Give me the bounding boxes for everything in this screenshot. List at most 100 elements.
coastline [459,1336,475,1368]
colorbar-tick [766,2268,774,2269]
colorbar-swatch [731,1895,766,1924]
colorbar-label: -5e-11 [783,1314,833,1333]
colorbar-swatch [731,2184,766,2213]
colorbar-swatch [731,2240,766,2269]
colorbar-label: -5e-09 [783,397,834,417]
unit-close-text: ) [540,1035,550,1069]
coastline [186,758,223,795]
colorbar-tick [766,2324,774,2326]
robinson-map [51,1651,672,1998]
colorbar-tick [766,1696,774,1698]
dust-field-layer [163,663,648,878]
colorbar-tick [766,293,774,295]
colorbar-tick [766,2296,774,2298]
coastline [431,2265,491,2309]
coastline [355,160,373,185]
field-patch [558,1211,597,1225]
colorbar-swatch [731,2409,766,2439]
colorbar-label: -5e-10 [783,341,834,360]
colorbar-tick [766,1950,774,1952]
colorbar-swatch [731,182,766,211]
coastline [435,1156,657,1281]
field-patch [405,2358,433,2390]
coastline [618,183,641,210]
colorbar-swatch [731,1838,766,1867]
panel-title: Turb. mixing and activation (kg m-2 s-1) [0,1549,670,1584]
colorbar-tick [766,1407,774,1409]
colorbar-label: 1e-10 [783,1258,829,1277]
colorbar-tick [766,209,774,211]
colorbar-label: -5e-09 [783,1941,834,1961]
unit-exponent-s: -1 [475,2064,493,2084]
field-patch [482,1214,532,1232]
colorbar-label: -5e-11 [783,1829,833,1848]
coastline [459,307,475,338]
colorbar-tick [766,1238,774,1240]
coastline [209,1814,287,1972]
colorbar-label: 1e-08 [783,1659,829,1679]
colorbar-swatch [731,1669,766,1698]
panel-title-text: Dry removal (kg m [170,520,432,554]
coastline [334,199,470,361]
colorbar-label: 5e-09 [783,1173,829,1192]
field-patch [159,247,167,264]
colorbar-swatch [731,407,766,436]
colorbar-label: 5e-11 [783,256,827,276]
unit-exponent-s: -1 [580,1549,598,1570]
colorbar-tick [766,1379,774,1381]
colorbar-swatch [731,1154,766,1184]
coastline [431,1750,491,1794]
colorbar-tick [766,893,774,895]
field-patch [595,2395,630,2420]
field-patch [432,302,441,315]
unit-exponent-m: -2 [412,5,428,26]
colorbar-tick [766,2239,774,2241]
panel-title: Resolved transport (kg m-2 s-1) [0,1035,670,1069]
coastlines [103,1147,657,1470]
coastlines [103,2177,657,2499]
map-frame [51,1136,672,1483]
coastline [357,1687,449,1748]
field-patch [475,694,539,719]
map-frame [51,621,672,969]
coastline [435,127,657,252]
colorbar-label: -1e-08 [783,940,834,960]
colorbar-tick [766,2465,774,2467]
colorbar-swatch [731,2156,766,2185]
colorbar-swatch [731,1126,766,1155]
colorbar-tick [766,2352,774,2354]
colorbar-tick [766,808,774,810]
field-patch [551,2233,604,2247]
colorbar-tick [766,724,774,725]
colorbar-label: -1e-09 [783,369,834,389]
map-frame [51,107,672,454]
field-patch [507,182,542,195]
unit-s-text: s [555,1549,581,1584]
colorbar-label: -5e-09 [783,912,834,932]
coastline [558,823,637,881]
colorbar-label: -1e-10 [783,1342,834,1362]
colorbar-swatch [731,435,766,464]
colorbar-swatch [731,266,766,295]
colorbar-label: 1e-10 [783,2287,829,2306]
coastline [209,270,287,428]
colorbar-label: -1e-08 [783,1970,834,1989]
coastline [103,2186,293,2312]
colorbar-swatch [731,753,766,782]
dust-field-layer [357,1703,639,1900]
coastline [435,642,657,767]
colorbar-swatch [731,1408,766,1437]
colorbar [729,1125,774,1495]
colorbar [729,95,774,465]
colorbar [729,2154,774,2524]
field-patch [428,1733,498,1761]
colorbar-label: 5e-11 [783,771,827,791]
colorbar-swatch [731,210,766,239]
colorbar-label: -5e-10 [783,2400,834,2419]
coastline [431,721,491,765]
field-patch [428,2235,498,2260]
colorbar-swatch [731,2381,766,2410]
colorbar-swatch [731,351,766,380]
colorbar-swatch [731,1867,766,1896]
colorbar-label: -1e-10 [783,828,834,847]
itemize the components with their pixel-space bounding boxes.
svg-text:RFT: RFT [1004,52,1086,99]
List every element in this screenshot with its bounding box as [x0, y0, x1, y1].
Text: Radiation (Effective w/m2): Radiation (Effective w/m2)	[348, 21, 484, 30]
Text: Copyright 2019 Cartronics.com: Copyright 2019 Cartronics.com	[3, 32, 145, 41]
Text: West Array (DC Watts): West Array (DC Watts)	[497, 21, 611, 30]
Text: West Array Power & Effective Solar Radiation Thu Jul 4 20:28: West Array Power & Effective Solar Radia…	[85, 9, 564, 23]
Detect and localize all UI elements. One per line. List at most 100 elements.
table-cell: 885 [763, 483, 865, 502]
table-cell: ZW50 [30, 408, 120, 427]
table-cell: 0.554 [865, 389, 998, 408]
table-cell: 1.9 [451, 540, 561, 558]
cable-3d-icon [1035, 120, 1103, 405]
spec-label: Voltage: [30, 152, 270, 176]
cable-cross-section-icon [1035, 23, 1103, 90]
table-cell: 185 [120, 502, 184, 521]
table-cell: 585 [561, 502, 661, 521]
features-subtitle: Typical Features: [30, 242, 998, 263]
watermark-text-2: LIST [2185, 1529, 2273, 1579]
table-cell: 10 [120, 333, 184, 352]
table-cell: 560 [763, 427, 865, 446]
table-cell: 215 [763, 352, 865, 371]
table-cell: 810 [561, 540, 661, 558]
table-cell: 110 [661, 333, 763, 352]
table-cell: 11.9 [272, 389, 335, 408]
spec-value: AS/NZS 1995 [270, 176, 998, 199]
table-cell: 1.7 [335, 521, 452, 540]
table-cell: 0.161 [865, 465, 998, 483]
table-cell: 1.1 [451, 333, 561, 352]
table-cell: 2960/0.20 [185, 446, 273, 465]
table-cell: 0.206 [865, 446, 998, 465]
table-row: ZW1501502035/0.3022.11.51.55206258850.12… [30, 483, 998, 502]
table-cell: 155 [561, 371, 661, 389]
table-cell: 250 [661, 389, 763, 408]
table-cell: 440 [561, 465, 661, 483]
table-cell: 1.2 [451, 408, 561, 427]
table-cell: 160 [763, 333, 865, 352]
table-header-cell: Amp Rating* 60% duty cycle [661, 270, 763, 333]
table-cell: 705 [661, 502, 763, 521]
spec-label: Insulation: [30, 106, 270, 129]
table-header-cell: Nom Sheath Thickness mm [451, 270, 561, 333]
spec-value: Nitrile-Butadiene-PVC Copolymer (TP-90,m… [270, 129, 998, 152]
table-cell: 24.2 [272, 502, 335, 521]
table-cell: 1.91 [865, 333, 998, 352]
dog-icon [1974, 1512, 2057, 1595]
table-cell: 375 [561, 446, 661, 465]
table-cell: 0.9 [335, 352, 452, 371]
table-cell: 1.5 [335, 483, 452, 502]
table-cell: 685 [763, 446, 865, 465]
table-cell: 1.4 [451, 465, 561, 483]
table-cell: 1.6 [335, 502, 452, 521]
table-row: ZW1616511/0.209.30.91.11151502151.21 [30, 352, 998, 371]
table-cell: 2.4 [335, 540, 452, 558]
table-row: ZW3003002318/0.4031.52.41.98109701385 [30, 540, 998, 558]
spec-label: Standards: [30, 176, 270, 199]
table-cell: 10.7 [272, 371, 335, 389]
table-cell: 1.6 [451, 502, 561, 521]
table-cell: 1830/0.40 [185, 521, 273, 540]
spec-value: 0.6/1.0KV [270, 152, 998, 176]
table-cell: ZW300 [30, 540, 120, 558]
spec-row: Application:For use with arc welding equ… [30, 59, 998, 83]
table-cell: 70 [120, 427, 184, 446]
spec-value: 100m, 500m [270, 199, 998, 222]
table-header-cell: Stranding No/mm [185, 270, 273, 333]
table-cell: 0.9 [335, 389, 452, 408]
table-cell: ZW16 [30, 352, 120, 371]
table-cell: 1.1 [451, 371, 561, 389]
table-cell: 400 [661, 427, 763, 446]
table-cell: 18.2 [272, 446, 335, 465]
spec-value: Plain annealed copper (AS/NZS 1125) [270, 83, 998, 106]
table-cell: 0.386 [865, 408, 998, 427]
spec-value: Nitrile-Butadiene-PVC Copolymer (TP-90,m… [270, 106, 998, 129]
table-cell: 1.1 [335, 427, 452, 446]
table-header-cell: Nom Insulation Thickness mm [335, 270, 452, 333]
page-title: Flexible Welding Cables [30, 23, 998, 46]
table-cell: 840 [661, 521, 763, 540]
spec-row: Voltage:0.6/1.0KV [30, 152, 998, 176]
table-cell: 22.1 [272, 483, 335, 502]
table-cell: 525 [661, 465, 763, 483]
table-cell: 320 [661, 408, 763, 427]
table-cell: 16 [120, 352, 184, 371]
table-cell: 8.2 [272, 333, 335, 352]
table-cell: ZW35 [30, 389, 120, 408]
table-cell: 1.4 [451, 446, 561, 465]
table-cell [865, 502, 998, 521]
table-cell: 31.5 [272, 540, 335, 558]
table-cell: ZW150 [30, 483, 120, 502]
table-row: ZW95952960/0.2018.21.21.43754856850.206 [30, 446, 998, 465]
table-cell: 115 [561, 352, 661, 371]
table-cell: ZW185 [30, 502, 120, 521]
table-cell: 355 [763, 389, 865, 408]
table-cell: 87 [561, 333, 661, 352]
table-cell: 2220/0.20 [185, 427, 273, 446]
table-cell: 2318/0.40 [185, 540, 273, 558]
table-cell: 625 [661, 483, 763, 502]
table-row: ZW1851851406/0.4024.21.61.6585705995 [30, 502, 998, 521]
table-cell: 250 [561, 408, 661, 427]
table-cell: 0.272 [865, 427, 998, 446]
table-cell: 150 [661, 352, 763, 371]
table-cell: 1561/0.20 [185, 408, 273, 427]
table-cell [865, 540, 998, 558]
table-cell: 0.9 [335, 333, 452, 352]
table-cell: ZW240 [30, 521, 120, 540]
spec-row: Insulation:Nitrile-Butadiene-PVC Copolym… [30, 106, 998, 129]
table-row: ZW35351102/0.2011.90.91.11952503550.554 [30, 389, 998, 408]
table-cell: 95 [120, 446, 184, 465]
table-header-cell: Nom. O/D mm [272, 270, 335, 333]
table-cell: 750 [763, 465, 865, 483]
=====
Directive:
Reproduce the items line for line, from the first line of the items through the line that contains "field-patch [475,694,539,719]", including both of those lines.

Solved problem:
Give me the bounding boxes for everything in this screenshot. List at most 100 elements.
coastline [459,1336,475,1368]
colorbar-tick [766,2268,774,2269]
colorbar-swatch [731,1895,766,1924]
colorbar-label: -5e-11 [783,1314,833,1333]
colorbar-swatch [731,2184,766,2213]
colorbar-swatch [731,2240,766,2269]
colorbar-label: -5e-09 [783,397,834,417]
unit-close-text: ) [540,1035,550,1069]
coastline [186,758,223,795]
colorbar-tick [766,2324,774,2326]
robinson-map [51,1651,672,1998]
colorbar-tick [766,1696,774,1698]
dust-field-layer [163,663,648,878]
colorbar-tick [766,293,774,295]
colorbar-tick [766,2296,774,2298]
coastline [431,2265,491,2309]
coastline [355,160,373,185]
field-patch [558,1211,597,1225]
colorbar-swatch [731,2409,766,2439]
colorbar-label: -5e-10 [783,341,834,360]
colorbar-tick [766,1950,774,1952]
colorbar-swatch [731,182,766,211]
coastline [435,1156,657,1281]
field-patch [405,2358,433,2390]
coastline [618,183,641,210]
colorbar-swatch [731,1838,766,1867]
panel-title: Turb. mixing and activation (kg m-2 s-1) [0,1549,670,1584]
colorbar-tick [766,1407,774,1409]
colorbar-label: 1e-10 [783,1258,829,1277]
colorbar-tick [766,209,774,211]
colorbar-label: -5e-09 [783,1941,834,1961]
unit-exponent-s: -1 [475,2064,493,2084]
field-patch [482,1214,532,1232]
colorbar-label: -5e-11 [783,1829,833,1848]
coastline [459,307,475,338]
colorbar-tick [766,1238,774,1240]
coastline [209,1814,287,1972]
colorbar-label: 1e-08 [783,1659,829,1679]
colorbar-swatch [731,1669,766,1698]
panel-title-text: Dry removal (kg m [170,520,432,554]
coastline [334,199,470,361]
colorbar-label: 5e-09 [783,1173,829,1192]
field-patch [159,247,167,264]
colorbar-swatch [731,407,766,436]
colorbar-label: 5e-11 [783,256,827,276]
unit-exponent-s: -1 [580,1549,598,1570]
colorbar-tick [766,1379,774,1381]
colorbar-swatch [731,1154,766,1184]
coastline [431,1750,491,1794]
colorbar-tick [766,893,774,895]
field-patch [595,2395,630,2420]
field-patch [432,302,441,315]
unit-exponent-m: -2 [412,5,428,26]
colorbar-tick [766,2239,774,2241]
panel-title: Resolved transport (kg m-2 s-1) [0,1035,670,1069]
coastlines [103,1147,657,1470]
coastlines [103,2177,657,2499]
map-frame [51,1136,672,1483]
coastline [357,1687,449,1748]
field-patch [475,694,539,719]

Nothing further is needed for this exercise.